======== MATERIAL FOR THE TASK ========

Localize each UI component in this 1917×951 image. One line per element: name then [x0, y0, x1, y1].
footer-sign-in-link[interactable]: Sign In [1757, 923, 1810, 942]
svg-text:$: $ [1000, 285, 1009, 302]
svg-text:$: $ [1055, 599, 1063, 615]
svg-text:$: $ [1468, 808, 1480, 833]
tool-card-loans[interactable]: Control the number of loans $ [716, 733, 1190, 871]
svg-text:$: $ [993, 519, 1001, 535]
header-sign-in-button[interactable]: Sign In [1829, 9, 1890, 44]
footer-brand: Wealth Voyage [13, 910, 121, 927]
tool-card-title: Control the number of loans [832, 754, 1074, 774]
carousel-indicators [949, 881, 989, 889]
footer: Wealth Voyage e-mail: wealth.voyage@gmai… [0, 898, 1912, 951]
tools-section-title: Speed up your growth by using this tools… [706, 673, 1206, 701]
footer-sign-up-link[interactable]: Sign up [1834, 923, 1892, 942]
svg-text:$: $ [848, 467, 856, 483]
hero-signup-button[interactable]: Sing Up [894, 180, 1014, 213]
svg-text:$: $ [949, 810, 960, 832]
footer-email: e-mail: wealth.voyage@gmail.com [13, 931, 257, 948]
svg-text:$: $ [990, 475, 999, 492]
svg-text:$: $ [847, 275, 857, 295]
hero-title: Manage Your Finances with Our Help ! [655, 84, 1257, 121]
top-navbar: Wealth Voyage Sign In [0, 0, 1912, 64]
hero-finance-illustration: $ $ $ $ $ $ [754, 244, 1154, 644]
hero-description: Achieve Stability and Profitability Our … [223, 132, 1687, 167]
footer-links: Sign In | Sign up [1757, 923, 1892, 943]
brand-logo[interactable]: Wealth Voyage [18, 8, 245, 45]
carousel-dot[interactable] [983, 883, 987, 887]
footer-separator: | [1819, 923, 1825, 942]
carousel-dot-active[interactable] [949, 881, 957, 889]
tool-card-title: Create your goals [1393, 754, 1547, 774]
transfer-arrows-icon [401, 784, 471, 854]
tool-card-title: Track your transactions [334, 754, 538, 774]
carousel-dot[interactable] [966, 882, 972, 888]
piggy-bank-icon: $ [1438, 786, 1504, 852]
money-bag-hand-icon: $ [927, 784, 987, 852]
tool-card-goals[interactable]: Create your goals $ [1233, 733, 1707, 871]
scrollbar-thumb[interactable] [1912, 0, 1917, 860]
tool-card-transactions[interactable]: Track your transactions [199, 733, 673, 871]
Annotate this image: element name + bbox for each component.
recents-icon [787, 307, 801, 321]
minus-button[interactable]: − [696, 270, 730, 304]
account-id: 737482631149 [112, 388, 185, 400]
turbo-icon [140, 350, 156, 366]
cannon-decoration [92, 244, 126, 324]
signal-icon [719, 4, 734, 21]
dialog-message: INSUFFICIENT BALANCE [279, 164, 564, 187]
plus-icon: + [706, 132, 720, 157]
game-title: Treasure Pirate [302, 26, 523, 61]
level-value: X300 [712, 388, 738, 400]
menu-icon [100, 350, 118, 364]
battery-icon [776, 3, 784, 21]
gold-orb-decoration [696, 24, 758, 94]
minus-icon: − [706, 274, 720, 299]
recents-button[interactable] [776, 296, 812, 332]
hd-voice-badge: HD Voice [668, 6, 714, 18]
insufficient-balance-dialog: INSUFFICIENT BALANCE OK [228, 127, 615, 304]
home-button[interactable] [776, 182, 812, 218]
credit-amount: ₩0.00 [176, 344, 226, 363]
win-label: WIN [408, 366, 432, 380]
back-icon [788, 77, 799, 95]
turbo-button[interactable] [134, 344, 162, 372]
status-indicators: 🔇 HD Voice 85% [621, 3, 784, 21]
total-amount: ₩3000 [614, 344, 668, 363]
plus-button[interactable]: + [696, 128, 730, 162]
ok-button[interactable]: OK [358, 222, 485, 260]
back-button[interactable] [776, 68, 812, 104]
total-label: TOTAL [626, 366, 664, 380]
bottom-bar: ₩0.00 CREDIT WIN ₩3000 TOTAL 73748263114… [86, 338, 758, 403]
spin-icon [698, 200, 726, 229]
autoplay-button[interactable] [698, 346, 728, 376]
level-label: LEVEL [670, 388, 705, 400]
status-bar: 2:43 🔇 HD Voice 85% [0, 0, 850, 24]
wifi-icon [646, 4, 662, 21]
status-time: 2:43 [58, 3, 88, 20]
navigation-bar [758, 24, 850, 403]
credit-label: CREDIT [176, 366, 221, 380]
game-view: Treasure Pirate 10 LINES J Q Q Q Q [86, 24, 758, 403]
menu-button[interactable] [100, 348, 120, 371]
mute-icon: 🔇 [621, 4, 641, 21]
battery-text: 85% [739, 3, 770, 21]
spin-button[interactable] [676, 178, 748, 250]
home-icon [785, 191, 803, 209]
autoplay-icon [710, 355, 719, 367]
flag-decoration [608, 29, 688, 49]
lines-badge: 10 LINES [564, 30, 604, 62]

========

◆ WHAT YOU ARE ASKED TO DO ◆
Rewrite every line of the records above as a JSON list of strings, one string per line, leaving out blank lines.

◆ RESPONSE TO THE TASK ◆
[
  "Localize each UI component in this 1917×951 image. One line per element: name then [x0, y0, x1, y1].",
  "footer-sign-in-link[interactable]: Sign In [1757, 923, 1810, 942]",
  "svg-text:$: $ [1000, 285, 1009, 302]",
  "svg-text:$: $ [1055, 599, 1063, 615]",
  "svg-text:$: $ [1468, 808, 1480, 833]",
  "tool-card-loans[interactable]: Control the number of loans $ [716, 733, 1190, 871]",
  "svg-text:$: $ [993, 519, 1001, 535]",
  "header-sign-in-button[interactable]: Sign In [1829, 9, 1890, 44]",
  "footer-brand: Wealth Voyage [13, 910, 121, 927]",
  "tool-card-title: Control the number of loans [832, 754, 1074, 774]",
  "carousel-indicators [949, 881, 989, 889]",
  "footer: Wealth Voyage e-mail: wealth.voyage@gmai… [0, 898, 1912, 951]",
  "tools-section-title: Speed up your growth by using this tools… [706, 673, 1206, 701]",
  "footer-sign-up-link[interactable]: Sign up [1834, 923, 1892, 942]",
  "svg-text:$: $ [848, 467, 856, 483]",
  "hero-signup-button[interactable]: Sing Up [894, 180, 1014, 213]",
  "svg-text:$: $ [949, 810, 960, 832]",
  "footer-email: e-mail: wealth.voyage@gmail.com [13, 931, 257, 948]",
  "svg-text:$: $ [990, 475, 999, 492]",
  "svg-text:$: $ [847, 275, 857, 295]",
  "hero-title: Manage Your Finances with Our Help ! [655, 84, 1257, 121]",
  "top-navbar: Wealth Voyage Sign In [0, 0, 1912, 64]",
  "hero-finance-illustration: $ $ $ $ $ $ [754, 244, 1154, 644]",
  "hero-description: Achieve Stability and Profitability Our … [223, 132, 1687, 167]",
  "footer-links: Sign In | Sign up [1757, 923, 1892, 943]",
  "brand-logo[interactable]: Wealth Voyage [18, 8, 245, 45]",
  "carousel-dot[interactable] [983, 883, 987, 887]",
  "footer-separator: | [1819, 923, 1825, 942]",
  "carousel-dot-active[interactable] [949, 881, 957, 889]",
  "tool-card-title: Create your goals [1393, 754, 1547, 774]",
  "transfer-arrows-icon [401, 784, 471, 854]",
  "tool-card-title: Track your transactions [334, 754, 538, 774]",
  "carousel-dot[interactable] [966, 882, 972, 888]",
  "piggy-bank-icon: $ [1438, 786, 1504, 852]",
  "money-bag-hand-icon: $ [927, 784, 987, 852]",
  "tool-card-goals[interactable]: Create your goals $ [1233, 733, 1707, 871]",
  "scrollbar-thumb[interactable] [1912, 0, 1917, 860]",
  "tool-card-transactions[interactable]: Track your transactions [199, 733, 673, 871]",
  "Annotate this image: element name + bbox for each component.",
  "recents-icon [787, 307, 801, 321]",
  "minus-button[interactable]: − [696, 270, 730, 304]",
  "account-id: 737482631149 [112, 388, 185, 400]",
  "turbo-icon [140, 350, 156, 366]",
  "cannon-decoration [92, 244, 126, 324]",
  "signal-icon [719, 4, 734, 21]",
  "dialog-message: INSUFFICIENT BALANCE [279, 164, 564, 187]",
  "plus-icon: + [706, 132, 720, 157]",
  "game-title: Treasure Pirate [302, 26, 523, 61]",
  "level-value: X300 [712, 388, 738, 400]",
  "menu-icon [100, 350, 118, 364]",
  "battery-icon [776, 3, 784, 21]",
  "gold-orb-decoration [696, 24, 758, 94]",
  "minus-icon: − [706, 274, 720, 299]",
  "recents-button[interactable] [776, 296, 812, 332]",
  "hd-voice-badge: HD Voice [668, 6, 714, 18]",
  "insufficient-balance-dialog: INSUFFICIENT BALANCE OK [228, 127, 615, 304]",
  "home-button[interactable] [776, 182, 812, 218]",
  "credit-amount: ₩0.00 [176, 344, 226, 363]",
  "win-label: WIN [408, 366, 432, 380]",
  "back-icon [788, 77, 799, 95]",
  "turbo-button[interactable] [134, 344, 162, 372]",
  "status-indicators: 🔇 HD Voice 85% [621, 3, 784, 21]",
  "total-amount: ₩3000 [614, 344, 668, 363]",
  "plus-button[interactable]: + [696, 128, 730, 162]",
  "ok-button[interactable]: OK [358, 222, 485, 260]",
  "back-button[interactable] [776, 68, 812, 104]",
  "total-label: TOTAL [626, 366, 664, 380]",
  "bottom-bar: ₩0.00 CREDIT WIN ₩3000 TOTAL 73748263114… [86, 338, 758, 403]",
  "spin-icon [698, 200, 726, 229]",
  "autoplay-button[interactable] [698, 346, 728, 376]",
  "level-label: LEVEL [670, 388, 705, 400]",
  "status-bar: 2:43 🔇 HD Voice 85% [0, 0, 850, 24]",
  "wifi-icon [646, 4, 662, 21]",
  "status-time: 2:43 [58, 3, 88, 20]",
  "navigation-bar [758, 24, 850, 403]",
  "credit-label: CREDIT [176, 366, 221, 380]",
  "game-view: Treasure Pirate 10 LINES J Q Q Q Q [86, 24, 758, 403]",
  "menu-button[interactable] [100, 348, 120, 371]",
  "mute-icon: 🔇 [621, 4, 641, 21]",
  "battery-text: 85% [739, 3, 770, 21]",
  "spin-button[interactable] [676, 178, 748, 250]",
  "home-icon [785, 191, 803, 209]",
  "autoplay-icon [710, 355, 719, 367]",
  "flag-decoration [608, 29, 688, 49]",
  "lines-badge: 10 LINES [564, 30, 604, 62]"
]